**Given request:** Your answer should be a single number: the count of lines holding the word "jeevacation".

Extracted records
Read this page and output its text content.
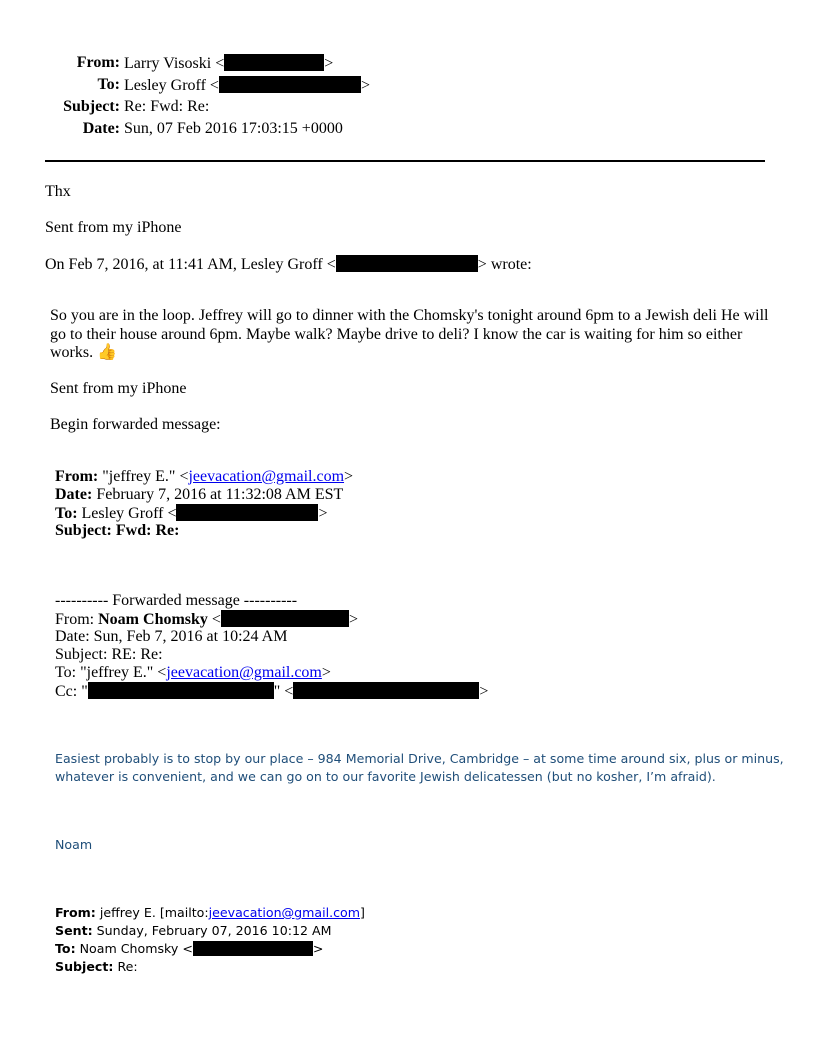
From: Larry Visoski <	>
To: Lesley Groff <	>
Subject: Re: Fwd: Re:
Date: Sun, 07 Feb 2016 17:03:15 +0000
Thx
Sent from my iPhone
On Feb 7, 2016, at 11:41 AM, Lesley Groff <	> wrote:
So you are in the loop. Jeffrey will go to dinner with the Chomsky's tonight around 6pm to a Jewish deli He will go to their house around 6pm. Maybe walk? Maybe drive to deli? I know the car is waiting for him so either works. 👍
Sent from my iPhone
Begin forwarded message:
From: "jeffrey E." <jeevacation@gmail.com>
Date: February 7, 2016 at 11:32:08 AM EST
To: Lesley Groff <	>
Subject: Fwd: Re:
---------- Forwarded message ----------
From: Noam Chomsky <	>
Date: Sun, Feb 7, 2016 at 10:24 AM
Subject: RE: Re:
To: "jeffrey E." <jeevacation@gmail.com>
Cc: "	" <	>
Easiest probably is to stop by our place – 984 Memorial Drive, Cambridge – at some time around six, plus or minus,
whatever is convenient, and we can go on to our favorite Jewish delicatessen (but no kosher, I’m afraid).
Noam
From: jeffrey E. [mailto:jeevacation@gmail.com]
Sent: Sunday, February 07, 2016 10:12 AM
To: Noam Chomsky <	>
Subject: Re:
---
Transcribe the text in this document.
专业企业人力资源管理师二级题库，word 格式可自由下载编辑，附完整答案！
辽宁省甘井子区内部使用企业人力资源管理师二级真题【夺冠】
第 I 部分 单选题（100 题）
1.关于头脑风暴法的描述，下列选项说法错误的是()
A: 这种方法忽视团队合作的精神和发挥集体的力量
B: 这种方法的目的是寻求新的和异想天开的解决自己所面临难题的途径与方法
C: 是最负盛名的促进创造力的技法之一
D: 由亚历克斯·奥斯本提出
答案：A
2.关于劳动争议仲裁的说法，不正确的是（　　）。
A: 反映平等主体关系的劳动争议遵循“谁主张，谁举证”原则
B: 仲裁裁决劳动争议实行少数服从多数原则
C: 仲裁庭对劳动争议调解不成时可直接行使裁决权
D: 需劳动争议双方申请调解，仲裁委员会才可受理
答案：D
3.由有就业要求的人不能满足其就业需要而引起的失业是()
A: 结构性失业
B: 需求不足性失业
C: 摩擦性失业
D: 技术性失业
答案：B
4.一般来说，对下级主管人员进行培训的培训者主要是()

**Solution for this task:** 3